[Begin]
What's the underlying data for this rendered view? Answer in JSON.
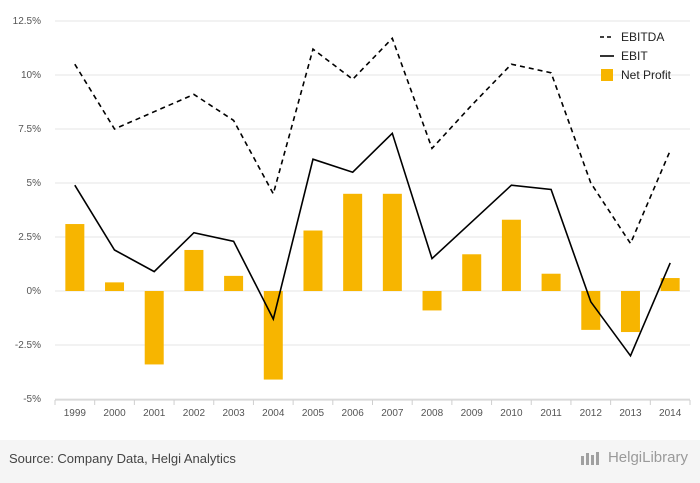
{
  "chart_data": {
    "type": "bar+line",
    "categories": [
      "1999",
      "2000",
      "2001",
      "2002",
      "2003",
      "2004",
      "2005",
      "2006",
      "2007",
      "2008",
      "2009",
      "2010",
      "2011",
      "2012",
      "2013",
      "2014"
    ],
    "series": [
      {
        "name": "EBITDA",
        "kind": "line",
        "style": "dashed",
        "color": "#000000",
        "values": [
          10.5,
          7.5,
          8.3,
          9.1,
          7.9,
          4.5,
          11.2,
          9.8,
          11.7,
          6.6,
          8.6,
          10.5,
          10.1,
          5.0,
          2.2,
          6.5
        ]
      },
      {
        "name": "EBIT",
        "kind": "line",
        "style": "solid",
        "color": "#000000",
        "values": [
          4.9,
          1.9,
          0.9,
          2.7,
          2.3,
          -1.3,
          6.1,
          5.5,
          7.3,
          1.5,
          3.2,
          4.9,
          4.7,
          -0.5,
          -3.0,
          1.3
        ]
      },
      {
        "name": "Net Profit",
        "kind": "bar",
        "color": "#f7b500",
        "values": [
          3.1,
          0.4,
          -3.4,
          1.9,
          0.7,
          -4.1,
          2.8,
          4.5,
          4.5,
          -0.9,
          1.7,
          3.3,
          0.8,
          -1.8,
          -1.9,
          0.6
        ]
      }
    ],
    "yticks": [
      "-5%",
      "-2.5%",
      "0%",
      "2.5%",
      "5%",
      "7.5%",
      "10%",
      "12.5%"
    ],
    "ylim": [
      -5,
      12.5
    ],
    "grid": true,
    "legend_position": "top-right"
  },
  "footer": {
    "source": "Source: Company Data, Helgi Analytics",
    "brand": "HelgiLibrary"
  }
}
[End]
§ Stated goal
Print the records above exactly as they stand, but leave out the pictures.

§ Written solution
What's the underlying data for this rendered view? Answer in JSON.
{
  "chart_data": {
    "type": "bar+line",
    "categories": [
      "1999",
      "2000",
      "2001",
      "2002",
      "2003",
      "2004",
      "2005",
      "2006",
      "2007",
      "2008",
      "2009",
      "2010",
      "2011",
      "2012",
      "2013",
      "2014"
    ],
    "series": [
      {
        "name": "EBITDA",
        "kind": "line",
        "style": "dashed",
        "color": "#000000",
        "values": [
          10.5,
          7.5,
          8.3,
          9.1,
          7.9,
          4.5,
          11.2,
          9.8,
          11.7,
          6.6,
          8.6,
          10.5,
          10.1,
          5.0,
          2.2,
          6.5
        ]
      },
      {
        "name": "EBIT",
        "kind": "line",
        "style": "solid",
        "color": "#000000",
        "values": [
          4.9,
          1.9,
          0.9,
          2.7,
          2.3,
          -1.3,
          6.1,
          5.5,
          7.3,
          1.5,
          3.2,
          4.9,
          4.7,
          -0.5,
          -3.0,
          1.3
        ]
      },
      {
        "name": "Net Profit",
        "kind": "bar",
        "color": "#f7b500",
        "values": [
          3.1,
          0.4,
          -3.4,
          1.9,
          0.7,
          -4.1,
          2.8,
          4.5,
          4.5,
          -0.9,
          1.7,
          3.3,
          0.8,
          -1.8,
          -1.9,
          0.6
        ]
      }
    ],
    "yticks": [
      "-5%",
      "-2.5%",
      "0%",
      "2.5%",
      "5%",
      "7.5%",
      "10%",
      "12.5%"
    ],
    "ylim": [
      -5,
      12.5
    ],
    "grid": true,
    "legend_position": "top-right"
  },
  "footer": {
    "source": "Source: Company Data, Helgi Analytics",
    "brand": "HelgiLibrary"
  }
}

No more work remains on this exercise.